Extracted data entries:

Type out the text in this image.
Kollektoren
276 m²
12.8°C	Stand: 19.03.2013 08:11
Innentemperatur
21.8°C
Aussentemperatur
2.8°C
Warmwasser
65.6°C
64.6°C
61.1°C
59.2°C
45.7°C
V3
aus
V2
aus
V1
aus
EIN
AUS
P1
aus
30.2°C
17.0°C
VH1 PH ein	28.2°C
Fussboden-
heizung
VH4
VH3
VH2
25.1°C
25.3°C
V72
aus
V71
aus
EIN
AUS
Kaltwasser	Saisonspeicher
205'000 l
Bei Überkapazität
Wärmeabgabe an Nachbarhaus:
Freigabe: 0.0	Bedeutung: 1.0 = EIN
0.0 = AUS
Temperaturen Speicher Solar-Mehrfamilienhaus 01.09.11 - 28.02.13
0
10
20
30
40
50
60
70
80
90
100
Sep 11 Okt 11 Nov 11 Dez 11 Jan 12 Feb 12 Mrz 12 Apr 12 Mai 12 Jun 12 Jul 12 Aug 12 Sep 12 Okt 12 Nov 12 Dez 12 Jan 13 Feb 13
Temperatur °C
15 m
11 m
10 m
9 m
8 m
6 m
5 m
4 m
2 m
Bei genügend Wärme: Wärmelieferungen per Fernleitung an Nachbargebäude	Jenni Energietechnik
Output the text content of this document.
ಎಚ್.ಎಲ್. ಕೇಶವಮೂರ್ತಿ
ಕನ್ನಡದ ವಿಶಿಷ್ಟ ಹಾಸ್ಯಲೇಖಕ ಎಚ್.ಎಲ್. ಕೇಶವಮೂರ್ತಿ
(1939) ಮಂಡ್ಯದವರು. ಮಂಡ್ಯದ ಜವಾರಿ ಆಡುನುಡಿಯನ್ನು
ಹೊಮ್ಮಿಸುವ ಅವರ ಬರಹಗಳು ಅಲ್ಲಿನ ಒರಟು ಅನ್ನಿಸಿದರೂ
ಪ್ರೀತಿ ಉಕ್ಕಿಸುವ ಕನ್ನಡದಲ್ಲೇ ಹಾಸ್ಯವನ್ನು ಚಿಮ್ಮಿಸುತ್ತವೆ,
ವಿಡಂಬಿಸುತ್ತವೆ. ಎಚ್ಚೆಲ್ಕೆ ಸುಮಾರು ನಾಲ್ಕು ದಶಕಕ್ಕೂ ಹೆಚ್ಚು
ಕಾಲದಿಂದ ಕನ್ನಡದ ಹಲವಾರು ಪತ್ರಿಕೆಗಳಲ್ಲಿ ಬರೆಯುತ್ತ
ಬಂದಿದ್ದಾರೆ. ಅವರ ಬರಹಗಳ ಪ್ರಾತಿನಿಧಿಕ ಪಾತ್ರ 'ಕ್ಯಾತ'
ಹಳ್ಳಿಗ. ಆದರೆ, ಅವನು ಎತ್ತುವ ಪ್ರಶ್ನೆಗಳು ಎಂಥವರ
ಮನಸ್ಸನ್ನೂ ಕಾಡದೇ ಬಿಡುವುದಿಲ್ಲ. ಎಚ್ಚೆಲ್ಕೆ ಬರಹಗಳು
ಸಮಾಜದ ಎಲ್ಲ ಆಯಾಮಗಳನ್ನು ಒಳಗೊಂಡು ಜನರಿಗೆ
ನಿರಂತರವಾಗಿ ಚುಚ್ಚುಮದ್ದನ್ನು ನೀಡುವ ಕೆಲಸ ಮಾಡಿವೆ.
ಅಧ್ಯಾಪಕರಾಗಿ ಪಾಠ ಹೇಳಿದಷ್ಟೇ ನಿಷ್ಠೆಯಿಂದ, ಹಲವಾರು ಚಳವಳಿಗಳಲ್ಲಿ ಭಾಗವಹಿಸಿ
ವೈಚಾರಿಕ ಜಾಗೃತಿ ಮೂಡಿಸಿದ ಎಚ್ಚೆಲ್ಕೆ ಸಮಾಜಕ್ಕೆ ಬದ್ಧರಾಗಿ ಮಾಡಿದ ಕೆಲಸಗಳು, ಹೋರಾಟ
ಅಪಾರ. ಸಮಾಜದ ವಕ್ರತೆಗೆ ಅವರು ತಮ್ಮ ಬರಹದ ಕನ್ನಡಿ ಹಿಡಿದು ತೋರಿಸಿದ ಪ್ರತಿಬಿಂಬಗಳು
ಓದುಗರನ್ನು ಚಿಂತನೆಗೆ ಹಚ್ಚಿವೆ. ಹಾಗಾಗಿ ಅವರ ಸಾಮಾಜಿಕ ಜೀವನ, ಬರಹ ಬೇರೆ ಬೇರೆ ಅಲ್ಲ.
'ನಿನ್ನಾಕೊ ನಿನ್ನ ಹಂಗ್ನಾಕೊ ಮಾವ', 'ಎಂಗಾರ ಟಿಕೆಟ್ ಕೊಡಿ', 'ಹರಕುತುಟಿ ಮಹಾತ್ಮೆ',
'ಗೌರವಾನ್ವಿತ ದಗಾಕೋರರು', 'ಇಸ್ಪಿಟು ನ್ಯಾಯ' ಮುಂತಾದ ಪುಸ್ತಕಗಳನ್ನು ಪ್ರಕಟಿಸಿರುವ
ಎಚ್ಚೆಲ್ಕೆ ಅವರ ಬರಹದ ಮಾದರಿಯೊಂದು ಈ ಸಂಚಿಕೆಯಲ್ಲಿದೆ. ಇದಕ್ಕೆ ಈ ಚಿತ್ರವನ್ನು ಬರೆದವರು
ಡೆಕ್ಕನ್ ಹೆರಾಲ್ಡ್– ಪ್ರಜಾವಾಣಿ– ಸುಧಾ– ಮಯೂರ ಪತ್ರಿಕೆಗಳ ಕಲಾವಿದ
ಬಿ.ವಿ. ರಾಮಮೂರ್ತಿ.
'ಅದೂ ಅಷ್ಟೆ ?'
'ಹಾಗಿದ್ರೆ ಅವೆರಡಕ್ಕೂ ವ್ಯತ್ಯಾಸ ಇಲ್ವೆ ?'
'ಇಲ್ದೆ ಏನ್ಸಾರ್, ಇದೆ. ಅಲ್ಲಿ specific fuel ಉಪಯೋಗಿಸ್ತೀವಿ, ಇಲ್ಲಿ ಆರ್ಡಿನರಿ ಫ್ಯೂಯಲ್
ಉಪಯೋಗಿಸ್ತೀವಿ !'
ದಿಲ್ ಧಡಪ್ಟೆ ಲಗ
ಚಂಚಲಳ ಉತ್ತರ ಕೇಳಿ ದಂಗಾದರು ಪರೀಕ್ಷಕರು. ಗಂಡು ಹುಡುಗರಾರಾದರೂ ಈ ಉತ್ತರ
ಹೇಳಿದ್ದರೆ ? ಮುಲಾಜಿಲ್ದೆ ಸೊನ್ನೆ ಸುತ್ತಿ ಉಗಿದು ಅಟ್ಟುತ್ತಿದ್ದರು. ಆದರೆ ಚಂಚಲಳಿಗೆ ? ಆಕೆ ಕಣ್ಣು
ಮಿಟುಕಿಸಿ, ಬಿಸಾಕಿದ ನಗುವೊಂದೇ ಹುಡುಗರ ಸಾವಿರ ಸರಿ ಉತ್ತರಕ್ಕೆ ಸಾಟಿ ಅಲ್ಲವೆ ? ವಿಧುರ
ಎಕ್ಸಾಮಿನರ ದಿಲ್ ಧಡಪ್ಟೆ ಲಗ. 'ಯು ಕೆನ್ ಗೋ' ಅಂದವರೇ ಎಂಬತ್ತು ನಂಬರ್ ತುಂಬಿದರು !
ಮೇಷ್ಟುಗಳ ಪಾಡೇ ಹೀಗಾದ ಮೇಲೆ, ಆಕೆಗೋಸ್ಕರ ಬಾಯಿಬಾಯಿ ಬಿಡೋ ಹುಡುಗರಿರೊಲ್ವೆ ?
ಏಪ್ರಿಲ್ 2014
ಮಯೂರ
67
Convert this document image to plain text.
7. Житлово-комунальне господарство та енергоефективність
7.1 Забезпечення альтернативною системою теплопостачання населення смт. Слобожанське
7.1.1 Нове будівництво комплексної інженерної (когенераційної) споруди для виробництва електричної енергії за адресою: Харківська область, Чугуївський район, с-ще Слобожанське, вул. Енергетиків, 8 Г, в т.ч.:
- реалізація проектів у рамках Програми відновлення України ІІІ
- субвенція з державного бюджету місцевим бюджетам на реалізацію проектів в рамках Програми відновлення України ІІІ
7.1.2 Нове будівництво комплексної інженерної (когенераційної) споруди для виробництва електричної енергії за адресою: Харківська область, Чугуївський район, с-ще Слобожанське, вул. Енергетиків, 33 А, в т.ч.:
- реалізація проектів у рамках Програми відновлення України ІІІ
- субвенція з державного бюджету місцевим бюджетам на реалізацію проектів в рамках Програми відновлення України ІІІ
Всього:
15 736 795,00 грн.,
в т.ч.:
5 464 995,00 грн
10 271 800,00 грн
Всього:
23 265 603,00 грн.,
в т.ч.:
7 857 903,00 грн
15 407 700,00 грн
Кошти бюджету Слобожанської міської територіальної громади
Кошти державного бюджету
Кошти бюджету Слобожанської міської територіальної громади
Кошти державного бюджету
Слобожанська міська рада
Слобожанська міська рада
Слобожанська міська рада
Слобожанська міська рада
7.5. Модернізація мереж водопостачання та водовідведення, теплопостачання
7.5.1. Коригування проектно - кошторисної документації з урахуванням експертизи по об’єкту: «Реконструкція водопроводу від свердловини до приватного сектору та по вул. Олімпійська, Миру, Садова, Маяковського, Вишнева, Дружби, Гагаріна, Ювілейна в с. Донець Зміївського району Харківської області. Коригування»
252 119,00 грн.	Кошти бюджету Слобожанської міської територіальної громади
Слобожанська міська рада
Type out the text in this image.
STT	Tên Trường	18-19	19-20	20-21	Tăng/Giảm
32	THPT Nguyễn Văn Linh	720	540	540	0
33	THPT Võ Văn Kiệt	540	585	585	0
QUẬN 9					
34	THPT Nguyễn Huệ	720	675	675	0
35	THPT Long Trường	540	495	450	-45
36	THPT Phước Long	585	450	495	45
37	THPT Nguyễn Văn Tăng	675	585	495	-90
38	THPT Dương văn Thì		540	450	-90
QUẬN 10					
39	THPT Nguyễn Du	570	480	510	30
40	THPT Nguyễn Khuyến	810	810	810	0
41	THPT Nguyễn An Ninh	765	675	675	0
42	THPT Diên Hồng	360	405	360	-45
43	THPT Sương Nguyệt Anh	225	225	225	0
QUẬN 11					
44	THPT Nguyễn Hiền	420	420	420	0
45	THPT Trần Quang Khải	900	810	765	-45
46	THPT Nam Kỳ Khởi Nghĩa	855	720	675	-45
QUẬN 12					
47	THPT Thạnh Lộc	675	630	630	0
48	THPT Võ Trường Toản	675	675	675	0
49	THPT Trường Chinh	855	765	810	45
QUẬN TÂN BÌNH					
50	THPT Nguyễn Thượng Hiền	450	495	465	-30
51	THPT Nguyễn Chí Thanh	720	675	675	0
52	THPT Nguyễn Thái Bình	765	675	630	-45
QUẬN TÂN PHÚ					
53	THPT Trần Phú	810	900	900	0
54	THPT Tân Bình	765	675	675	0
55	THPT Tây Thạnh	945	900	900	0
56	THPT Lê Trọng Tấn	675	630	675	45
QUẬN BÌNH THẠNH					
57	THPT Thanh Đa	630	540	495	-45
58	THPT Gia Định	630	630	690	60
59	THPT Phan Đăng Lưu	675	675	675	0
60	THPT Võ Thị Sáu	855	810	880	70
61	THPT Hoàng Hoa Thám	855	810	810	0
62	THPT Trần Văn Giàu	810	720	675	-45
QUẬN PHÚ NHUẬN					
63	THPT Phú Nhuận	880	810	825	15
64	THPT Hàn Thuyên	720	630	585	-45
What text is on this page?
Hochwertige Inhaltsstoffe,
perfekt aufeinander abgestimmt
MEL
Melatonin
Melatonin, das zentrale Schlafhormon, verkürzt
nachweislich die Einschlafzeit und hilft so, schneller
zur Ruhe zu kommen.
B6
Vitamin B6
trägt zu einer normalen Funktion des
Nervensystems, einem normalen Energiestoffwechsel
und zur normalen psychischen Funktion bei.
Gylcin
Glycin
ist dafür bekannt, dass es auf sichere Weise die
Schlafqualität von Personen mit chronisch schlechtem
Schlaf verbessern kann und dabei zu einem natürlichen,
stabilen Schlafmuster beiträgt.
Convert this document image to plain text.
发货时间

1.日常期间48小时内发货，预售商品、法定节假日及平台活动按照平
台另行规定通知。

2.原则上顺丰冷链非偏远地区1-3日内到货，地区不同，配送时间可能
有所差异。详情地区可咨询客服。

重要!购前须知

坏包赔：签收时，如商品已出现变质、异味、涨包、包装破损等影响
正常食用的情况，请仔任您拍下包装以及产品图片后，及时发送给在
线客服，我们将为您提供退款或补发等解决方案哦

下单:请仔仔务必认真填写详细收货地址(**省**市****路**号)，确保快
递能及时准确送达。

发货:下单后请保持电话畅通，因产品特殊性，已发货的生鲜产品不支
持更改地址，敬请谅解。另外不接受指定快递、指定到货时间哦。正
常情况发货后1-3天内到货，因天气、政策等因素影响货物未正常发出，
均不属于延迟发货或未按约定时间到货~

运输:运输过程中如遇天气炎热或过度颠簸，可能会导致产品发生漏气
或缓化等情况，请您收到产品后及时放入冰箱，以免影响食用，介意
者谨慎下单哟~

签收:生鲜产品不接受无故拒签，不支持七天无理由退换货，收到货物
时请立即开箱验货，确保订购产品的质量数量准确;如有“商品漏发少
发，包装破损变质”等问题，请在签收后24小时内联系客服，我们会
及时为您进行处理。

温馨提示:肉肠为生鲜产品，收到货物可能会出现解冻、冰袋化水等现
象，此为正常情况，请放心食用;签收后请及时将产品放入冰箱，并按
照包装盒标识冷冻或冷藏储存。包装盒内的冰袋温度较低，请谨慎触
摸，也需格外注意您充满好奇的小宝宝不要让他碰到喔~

* [Work to complete]
Every line from the one containing "What text is on this page?" through the end of the entries above must be echoed exactly, with both ends kept.

* [Output of the exercise]
What text is on this page?
Hochwertige Inhaltsstoffe,
perfekt aufeinander abgestimmt
MEL
Melatonin
Melatonin, das zentrale Schlafhormon, verkürzt
nachweislich die Einschlafzeit und hilft so, schneller
zur Ruhe zu kommen.
B6
Vitamin B6
trägt zu einer normalen Funktion des
Nervensystems, einem normalen Energiestoffwechsel
und zur normalen psychischen Funktion bei.
Gylcin
Glycin
ist dafür bekannt, dass es auf sichere Weise die
Schlafqualität von Personen mit chronisch schlechtem
Schlaf verbessern kann und dabei zu einem natürlichen,
stabilen Schlafmuster beiträgt.
Convert this document image to plain text.
发货时间

1.日常期间48小时内发货，预售商品、法定节假日及平台活动按照平
台另行规定通知。

2.原则上顺丰冷链非偏远地区1-3日内到货，地区不同，配送时间可能
有所差异。详情地区可咨询客服。

重要!购前须知

坏包赔：签收时，如商品已出现变质、异味、涨包、包装破损等影响
正常食用的情况，请仔任您拍下包装以及产品图片后，及时发送给在
线客服，我们将为您提供退款或补发等解决方案哦

下单:请仔仔务必认真填写详细收货地址(**省**市****路**号)，确保快
递能及时准确送达。

发货:下单后请保持电话畅通，因产品特殊性，已发货的生鲜产品不支
持更改地址，敬请谅解。另外不接受指定快递、指定到货时间哦。正
常情况发货后1-3天内到货，因天气、政策等因素影响货物未正常发出，
均不属于延迟发货或未按约定时间到货~

运输:运输过程中如遇天气炎热或过度颠簸，可能会导致产品发生漏气
或缓化等情况，请您收到产品后及时放入冰箱，以免影响食用，介意
者谨慎下单哟~

签收:生鲜产品不接受无故拒签，不支持七天无理由退换货，收到货物
时请立即开箱验货，确保订购产品的质量数量准确;如有“商品漏发少
发，包装破损变质”等问题，请在签收后24小时内联系客服，我们会
及时为您进行处理。

温馨提示:肉肠为生鲜产品，收到货物可能会出现解冻、冰袋化水等现
象，此为正常情况，请放心食用;签收后请及时将产品放入冰箱，并按
照包装盒标识冷冻或冷藏储存。包装盒内的冰袋温度较低，请谨慎触
摸，也需格外注意您充满好奇的小宝宝不要让他碰到喔~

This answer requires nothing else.